↓↓↓

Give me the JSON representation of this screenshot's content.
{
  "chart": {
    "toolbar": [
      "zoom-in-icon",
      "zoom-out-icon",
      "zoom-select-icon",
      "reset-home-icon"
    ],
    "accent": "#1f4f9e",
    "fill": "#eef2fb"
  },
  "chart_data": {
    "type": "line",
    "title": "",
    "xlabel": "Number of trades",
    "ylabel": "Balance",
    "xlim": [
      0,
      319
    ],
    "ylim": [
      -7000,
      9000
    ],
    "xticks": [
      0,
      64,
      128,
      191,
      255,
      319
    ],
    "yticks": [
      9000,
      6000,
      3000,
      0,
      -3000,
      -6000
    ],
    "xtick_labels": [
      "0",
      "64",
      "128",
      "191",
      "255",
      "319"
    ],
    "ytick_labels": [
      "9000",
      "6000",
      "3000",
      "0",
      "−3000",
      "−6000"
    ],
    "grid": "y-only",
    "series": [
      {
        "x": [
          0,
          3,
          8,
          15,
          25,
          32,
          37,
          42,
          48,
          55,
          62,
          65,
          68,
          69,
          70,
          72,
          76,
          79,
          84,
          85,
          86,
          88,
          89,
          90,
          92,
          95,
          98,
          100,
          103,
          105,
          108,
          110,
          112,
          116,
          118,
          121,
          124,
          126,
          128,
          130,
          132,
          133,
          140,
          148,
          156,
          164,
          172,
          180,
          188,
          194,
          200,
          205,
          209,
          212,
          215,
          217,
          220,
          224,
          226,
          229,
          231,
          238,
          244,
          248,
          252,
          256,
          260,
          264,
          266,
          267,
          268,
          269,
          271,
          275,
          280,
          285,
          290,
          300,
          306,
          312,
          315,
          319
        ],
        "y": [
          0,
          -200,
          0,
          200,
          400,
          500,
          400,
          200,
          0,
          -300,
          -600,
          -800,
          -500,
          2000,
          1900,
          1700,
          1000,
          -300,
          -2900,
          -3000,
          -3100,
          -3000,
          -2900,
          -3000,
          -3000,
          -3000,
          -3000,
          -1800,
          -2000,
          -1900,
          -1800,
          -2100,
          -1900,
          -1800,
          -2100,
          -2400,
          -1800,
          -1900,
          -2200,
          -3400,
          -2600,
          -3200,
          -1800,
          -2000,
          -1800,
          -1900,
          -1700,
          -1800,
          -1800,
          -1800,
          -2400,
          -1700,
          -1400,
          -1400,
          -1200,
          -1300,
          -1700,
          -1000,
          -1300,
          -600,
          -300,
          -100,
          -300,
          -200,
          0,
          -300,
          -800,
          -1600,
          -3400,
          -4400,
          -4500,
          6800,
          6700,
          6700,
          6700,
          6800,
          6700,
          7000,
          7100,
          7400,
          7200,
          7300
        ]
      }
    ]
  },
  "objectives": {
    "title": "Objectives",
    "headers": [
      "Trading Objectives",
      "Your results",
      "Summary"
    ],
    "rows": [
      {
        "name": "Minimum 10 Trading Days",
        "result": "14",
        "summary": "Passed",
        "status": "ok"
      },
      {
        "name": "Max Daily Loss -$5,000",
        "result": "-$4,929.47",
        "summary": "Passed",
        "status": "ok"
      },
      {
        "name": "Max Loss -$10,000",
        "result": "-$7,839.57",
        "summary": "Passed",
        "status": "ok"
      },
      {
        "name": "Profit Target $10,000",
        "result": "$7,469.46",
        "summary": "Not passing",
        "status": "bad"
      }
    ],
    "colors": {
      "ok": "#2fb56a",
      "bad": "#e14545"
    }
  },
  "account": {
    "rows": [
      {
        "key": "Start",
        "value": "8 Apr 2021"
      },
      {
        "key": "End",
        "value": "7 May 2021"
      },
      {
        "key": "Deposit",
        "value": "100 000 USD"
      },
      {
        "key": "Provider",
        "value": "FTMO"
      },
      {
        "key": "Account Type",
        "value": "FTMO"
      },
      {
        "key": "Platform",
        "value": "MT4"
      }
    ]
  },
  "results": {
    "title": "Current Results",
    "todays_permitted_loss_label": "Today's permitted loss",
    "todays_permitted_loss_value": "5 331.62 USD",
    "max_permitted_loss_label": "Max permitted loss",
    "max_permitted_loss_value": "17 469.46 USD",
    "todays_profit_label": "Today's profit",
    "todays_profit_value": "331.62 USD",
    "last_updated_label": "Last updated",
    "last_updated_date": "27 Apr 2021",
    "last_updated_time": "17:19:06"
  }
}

↑↑↑

#### WRITTEN EXERCISE:
Filter the entries down to the lines with the word "zoom" in them.

#### RESPONSE TO THE TASK:
      "zoom-in-icon",
      "zoom-out-icon",
      "zoom-select-icon",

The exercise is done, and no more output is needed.